Part of a data file
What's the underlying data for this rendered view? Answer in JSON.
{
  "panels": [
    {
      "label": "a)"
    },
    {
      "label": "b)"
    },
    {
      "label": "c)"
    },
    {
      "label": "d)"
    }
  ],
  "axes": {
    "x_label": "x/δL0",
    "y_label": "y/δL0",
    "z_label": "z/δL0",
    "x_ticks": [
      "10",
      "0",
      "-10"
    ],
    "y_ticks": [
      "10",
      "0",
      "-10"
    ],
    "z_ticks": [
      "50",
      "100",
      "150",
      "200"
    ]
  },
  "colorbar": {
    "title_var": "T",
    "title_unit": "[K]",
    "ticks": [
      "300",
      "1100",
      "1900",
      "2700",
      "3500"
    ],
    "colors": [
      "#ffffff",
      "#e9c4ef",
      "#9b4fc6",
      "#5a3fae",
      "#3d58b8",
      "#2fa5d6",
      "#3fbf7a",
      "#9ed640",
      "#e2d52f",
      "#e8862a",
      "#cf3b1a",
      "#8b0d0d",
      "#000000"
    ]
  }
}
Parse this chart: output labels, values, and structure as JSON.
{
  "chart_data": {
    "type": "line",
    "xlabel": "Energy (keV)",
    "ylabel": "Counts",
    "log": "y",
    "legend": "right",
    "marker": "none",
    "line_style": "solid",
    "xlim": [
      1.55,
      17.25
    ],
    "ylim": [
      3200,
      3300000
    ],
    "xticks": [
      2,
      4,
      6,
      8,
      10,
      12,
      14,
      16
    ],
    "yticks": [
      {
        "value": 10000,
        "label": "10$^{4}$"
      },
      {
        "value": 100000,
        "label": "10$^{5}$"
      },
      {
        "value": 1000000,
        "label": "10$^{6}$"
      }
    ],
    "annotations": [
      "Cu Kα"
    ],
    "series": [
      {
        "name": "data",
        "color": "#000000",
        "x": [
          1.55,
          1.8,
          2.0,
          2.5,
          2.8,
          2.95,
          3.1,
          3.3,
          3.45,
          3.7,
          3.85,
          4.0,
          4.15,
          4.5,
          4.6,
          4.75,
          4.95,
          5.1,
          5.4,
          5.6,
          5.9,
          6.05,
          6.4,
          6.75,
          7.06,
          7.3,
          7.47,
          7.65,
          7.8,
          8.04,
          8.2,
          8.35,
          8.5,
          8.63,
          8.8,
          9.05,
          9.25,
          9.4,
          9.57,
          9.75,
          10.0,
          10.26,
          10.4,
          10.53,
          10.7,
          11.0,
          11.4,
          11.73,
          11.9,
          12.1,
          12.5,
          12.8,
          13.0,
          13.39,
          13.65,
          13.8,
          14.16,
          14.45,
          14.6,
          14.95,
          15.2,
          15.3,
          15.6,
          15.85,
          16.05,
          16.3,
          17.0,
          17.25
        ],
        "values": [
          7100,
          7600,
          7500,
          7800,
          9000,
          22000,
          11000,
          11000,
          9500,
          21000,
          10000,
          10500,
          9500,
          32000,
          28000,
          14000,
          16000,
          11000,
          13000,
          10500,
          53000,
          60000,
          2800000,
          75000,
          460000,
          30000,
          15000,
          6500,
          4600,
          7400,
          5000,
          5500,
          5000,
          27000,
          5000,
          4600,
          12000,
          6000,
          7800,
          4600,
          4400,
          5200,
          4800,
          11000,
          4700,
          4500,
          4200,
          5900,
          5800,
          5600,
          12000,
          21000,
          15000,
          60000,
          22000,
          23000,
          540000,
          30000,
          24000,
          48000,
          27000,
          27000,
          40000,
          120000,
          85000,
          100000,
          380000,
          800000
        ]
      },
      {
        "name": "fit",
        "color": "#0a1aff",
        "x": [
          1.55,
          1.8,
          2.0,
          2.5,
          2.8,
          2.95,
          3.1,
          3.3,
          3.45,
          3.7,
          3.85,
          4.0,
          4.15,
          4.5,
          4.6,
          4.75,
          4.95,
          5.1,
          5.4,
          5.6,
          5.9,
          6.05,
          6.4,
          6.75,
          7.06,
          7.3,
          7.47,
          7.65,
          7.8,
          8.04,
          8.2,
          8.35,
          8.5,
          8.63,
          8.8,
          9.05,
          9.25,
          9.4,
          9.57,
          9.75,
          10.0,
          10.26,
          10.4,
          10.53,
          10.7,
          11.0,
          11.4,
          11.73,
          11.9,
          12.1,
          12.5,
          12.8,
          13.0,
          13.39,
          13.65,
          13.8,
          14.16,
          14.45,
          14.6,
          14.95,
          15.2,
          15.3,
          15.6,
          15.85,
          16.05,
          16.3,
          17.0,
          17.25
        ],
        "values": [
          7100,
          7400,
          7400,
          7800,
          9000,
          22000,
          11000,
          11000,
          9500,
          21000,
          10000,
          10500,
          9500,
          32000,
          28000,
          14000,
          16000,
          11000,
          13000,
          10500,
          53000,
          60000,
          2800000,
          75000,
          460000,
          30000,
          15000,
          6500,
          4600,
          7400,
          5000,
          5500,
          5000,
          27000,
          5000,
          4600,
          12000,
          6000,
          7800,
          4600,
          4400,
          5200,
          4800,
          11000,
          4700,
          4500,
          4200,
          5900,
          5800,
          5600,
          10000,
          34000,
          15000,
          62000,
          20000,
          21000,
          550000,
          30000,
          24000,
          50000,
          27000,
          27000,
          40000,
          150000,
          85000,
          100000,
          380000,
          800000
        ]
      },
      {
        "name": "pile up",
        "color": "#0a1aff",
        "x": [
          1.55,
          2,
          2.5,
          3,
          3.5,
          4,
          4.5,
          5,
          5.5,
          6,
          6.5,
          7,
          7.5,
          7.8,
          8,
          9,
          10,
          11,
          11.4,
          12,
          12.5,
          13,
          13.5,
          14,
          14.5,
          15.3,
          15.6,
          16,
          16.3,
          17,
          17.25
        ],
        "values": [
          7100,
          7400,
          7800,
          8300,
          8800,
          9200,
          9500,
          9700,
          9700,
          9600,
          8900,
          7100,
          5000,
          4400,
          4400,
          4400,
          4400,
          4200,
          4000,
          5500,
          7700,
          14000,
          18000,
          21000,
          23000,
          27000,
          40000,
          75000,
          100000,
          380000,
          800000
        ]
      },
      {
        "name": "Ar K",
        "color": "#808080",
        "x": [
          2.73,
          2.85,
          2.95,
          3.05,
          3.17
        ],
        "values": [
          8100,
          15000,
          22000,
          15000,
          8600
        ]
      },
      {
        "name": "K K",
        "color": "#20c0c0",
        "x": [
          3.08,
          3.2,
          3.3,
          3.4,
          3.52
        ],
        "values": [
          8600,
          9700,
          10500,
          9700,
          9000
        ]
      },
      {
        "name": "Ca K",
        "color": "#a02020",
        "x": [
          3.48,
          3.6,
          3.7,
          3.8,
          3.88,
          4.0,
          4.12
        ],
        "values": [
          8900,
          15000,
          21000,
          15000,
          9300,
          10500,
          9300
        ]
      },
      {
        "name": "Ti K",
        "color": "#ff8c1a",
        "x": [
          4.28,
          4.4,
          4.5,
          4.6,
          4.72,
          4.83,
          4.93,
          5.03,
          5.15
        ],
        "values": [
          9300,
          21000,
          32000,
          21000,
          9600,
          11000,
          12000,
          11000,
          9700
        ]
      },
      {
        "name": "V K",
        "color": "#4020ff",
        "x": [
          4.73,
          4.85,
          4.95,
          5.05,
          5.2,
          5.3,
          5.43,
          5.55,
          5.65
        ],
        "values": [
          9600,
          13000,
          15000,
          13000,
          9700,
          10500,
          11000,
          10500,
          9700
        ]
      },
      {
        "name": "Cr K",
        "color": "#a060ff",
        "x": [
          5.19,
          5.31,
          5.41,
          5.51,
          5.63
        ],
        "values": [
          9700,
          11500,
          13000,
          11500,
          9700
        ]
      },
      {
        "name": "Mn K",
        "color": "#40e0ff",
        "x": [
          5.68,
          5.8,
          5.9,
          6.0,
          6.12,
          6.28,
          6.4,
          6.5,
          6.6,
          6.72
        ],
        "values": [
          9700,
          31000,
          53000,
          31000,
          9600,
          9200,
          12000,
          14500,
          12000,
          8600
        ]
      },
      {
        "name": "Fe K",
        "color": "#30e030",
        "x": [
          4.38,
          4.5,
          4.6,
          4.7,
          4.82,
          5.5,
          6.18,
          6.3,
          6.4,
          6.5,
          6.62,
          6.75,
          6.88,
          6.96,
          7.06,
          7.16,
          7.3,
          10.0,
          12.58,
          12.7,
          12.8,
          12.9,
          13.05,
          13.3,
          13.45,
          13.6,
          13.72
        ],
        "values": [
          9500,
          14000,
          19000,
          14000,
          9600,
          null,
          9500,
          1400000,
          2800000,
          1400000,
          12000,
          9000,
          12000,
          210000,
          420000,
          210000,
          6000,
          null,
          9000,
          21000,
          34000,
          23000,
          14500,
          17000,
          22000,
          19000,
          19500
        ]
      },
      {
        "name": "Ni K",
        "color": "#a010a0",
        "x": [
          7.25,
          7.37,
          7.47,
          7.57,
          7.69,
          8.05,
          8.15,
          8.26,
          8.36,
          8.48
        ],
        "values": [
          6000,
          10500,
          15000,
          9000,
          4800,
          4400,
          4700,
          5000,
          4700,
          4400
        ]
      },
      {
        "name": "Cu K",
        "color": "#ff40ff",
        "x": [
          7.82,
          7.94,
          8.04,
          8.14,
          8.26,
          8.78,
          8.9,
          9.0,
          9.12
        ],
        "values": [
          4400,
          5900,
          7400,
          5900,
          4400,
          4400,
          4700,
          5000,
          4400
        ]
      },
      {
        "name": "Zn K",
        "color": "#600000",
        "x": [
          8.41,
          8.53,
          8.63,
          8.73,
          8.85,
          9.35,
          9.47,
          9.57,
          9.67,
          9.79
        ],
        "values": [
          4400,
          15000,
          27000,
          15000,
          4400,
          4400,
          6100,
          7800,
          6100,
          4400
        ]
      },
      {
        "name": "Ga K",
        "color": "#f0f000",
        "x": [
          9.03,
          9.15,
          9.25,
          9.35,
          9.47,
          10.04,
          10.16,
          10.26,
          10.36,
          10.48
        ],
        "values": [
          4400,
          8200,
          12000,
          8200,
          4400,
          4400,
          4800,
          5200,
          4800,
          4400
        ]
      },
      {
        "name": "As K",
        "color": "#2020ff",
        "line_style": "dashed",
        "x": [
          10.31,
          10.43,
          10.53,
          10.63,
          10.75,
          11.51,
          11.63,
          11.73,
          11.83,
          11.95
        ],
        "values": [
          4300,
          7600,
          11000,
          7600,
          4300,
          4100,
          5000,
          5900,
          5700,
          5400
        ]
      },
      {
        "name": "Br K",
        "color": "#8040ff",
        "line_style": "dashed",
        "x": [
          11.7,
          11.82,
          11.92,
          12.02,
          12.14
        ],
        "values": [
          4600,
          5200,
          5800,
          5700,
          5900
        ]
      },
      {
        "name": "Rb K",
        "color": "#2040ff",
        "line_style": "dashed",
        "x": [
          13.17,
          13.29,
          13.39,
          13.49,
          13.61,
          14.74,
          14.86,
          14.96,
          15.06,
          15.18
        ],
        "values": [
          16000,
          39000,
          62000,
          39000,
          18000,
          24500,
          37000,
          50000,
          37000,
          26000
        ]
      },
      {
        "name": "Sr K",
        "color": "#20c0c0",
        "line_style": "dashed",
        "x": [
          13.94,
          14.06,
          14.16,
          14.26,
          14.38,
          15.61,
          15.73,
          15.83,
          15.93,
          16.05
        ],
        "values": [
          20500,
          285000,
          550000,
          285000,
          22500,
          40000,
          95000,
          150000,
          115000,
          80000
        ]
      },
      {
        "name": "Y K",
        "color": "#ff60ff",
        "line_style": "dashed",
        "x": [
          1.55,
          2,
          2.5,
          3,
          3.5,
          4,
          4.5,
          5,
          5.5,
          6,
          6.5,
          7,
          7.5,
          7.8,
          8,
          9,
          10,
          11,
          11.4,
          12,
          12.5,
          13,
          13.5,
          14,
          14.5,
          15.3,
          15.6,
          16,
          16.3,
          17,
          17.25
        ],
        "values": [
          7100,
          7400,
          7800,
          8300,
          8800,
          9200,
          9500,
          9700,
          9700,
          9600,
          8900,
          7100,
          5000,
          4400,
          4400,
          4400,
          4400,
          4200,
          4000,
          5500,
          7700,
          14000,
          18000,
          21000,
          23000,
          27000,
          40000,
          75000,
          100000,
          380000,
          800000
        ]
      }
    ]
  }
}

• **The exercise**
Find how many of the lines above have the word "this" in them. State only that number.

• **Complete response**
2